• **TEXTO**:

A obra de Reinert, embora tenha recebido sempre comentários de louvor pela expressividade e conteúdo, também provoca polêmica, não só entre pensadores neoliberais como entre marxistas. Martin Wolf, jornalista britânico que se especializou em economia, foi um dos que se bateu contra a teoria de Reinert quando este enfatiza que o comércio e o mercado livres privaram os países pobres do desenvolvimento. Reinert acredita ainda que a industrialização é a peça-chave para gerar crescimento, já que este setor é o único capaz de produzir rapidamente e de maneira sustentável. Mas, para ele, isso exige proteção ao comércio e capacidades tecnológicas e gerenciais que os países pobres não têm.

Wolf, no artigo “O crescimento das nações”, usa o exemplo de duas nações – Coreia do Sul e Índia – que usaram proteção e política industrial. Uma saltou da pobreza para a prosperidade, enquanto a outra ficou. Isso demonstraria uma falha na teoria de Reinert.

• **TAREFA 1**: Retorne o trecho do texto sobre a obra de Reinert que vai de "A obra de Reinert, embora" até "pobres não têm.", inclusive, copiado sem nenhuma alteração.
• **TAREFA 2**: Diga se cada afirmação concorda com o texto sobre a obra de Reinert, respondendo sim ou não e citando literalmente as palavras do texto que decidem a questão: (a) Martin Wolf é um jornalista britânico especializado em economia; (b) Reinert considera a agricultura a peça-chave para gerar crescimento; (c) a obra de Reinert provoca polêmica apenas entre pensadores neoliberais.
O material a seguir não é necessário para resolver nada.

• **Trechos de um conjunto de dados**:

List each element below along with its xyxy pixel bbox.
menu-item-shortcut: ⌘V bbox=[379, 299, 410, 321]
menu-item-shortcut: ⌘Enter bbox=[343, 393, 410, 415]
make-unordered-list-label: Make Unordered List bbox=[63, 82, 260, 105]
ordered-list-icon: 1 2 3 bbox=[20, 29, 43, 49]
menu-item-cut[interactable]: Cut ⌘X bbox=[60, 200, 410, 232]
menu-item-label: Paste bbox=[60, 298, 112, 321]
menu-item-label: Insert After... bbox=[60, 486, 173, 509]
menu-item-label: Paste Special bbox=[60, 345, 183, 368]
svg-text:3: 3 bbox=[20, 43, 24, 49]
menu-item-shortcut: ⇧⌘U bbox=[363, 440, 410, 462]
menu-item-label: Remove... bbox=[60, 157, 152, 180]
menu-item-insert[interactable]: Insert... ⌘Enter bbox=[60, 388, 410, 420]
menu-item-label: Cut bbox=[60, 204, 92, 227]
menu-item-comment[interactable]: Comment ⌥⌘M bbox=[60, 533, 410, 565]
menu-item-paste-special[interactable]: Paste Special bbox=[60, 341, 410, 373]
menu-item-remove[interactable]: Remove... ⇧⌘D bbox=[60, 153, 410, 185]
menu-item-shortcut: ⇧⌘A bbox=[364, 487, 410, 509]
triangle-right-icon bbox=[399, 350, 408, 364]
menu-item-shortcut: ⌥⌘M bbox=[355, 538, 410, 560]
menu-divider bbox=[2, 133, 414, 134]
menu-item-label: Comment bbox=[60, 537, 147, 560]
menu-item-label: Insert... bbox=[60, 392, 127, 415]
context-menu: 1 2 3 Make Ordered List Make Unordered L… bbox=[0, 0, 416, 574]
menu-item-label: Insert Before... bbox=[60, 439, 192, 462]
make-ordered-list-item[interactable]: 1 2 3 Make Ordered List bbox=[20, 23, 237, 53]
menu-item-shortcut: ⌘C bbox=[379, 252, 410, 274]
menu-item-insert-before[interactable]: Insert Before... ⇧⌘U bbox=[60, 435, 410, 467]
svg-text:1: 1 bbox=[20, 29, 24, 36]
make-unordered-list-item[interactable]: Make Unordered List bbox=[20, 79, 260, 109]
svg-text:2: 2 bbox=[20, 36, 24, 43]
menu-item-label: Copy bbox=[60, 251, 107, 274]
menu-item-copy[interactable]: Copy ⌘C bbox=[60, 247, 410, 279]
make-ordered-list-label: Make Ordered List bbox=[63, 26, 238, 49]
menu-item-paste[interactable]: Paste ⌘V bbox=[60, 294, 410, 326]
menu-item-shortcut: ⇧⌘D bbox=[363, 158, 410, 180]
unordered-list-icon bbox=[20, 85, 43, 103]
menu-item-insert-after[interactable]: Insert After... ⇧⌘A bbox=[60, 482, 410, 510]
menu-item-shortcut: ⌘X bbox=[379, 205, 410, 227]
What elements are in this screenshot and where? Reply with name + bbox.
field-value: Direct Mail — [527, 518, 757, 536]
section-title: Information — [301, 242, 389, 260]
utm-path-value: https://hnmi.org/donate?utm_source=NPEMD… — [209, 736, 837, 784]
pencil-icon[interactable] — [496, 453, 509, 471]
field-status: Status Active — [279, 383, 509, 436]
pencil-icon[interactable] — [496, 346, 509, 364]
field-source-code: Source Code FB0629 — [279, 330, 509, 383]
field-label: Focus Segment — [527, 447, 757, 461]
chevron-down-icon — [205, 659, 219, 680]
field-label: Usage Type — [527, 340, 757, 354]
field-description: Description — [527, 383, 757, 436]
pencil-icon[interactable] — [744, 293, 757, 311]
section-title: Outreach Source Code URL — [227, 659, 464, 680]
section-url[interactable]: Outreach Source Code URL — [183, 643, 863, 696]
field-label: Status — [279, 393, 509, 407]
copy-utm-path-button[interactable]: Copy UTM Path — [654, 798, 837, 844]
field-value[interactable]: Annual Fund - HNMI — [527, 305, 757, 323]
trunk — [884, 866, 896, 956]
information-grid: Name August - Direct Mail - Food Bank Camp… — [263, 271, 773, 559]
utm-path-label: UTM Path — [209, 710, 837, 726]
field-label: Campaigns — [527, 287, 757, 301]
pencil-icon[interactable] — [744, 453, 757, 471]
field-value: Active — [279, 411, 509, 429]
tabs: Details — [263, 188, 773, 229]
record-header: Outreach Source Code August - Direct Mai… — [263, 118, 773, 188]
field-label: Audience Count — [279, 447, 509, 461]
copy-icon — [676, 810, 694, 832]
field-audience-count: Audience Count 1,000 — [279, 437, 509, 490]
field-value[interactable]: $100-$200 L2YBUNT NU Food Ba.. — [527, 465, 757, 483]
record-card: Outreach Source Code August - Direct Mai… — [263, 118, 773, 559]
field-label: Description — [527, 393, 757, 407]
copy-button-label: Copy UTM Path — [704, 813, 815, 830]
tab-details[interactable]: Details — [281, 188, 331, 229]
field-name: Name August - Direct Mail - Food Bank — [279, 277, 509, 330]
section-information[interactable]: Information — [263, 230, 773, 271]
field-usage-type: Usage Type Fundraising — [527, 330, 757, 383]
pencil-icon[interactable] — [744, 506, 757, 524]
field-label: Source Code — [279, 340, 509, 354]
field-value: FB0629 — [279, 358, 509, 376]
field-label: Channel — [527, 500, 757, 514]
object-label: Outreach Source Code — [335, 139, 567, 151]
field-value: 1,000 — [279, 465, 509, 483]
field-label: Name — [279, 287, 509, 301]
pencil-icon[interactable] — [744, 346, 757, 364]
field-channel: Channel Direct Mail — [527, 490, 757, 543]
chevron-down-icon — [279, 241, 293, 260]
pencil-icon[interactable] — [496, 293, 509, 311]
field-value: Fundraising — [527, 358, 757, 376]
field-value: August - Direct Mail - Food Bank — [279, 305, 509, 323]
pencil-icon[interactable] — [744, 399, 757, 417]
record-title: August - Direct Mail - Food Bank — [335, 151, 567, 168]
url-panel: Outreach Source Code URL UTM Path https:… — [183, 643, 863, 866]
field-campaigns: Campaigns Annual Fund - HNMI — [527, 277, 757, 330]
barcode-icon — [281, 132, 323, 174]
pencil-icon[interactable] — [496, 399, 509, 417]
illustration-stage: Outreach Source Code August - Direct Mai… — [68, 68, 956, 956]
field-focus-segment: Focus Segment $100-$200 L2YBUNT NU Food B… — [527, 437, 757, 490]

• **RESPOSTA 1**:
A obra de Reinert, embora tenha recebido sempre comentários de louvor pela expressividade e conteúdo, também provoca polêmica, não só entre pensadores neoliberais como entre marxistas. Martin Wolf, jornalista britânico que se especializou em economia, foi um dos que se bateu contra a teoria de Reinert quando este enfatiza que o comércio e o mercado livres privaram os países pobres do desenvolvimento. Reinert acredita ainda que a industrialização é a peça-chave para gerar crescimento, já que este setor é o único capaz de produzir rapidamente e de maneira sustentável. Mas, para ele, isso exige proteção ao comércio e capacidades tecnológicas e gerenciais que os países pobres não têm.

• **RESPOSTA 2**:
(a) Sim: "Martin Wolf, jornalista britânico que se especializou em economia".
(b) Não: "a industrialização é a peça-chave para gerar crescimento".
(c) Não: "não só entre pensadores neoliberais como entre marxistas".